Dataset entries
____________________
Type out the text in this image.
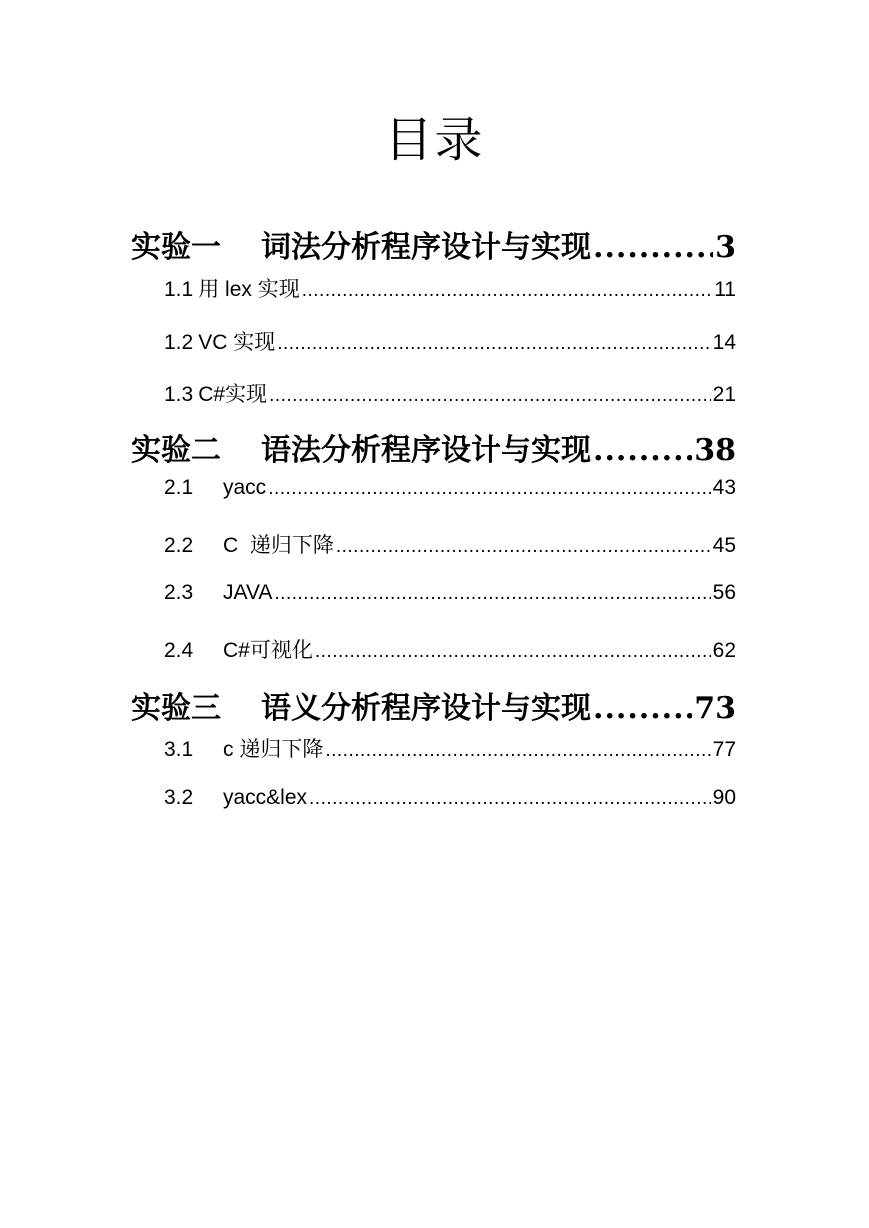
目录
实验一	词法分析程序设计与实现 .....	3
1.1 用 lex 实现 .....	11
1.2 VC 实现 .....	14
1.3 C#实现 .....	21
实验二	语法分析程序设计与实现 .....	38
2.1	yacc .....	43
2.2	C  递归下降 .....	45
2.3	JAVA .....	56
2.4	C#可视化 .....	62
实验三	语义分析程序设计与实现 .....	73
3.1	c 递归下降 .....	77
3.2	yacc&lex .....	90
____________________
_Stated task_
Leave out the pictures and transcribe the entries above exactly.

_Task answer_
Type out the text in this image.
目录
实验一	词法分析程序设计与实现 .....	3
1.1 用 lex 实现 .....	11
1.2 VC 实现 .....	14
1.3 C#实现 .....	21
实验二	语法分析程序设计与实现 .....	38
2.1	yacc .....	43
2.2	C  递归下降 .....	45
2.3	JAVA .....	56
2.4	C#可视化 .....	62
实验三	语义分析程序设计与实现 .....	73
3.1	c 递归下降 .....	77
3.2	yacc&lex .....	90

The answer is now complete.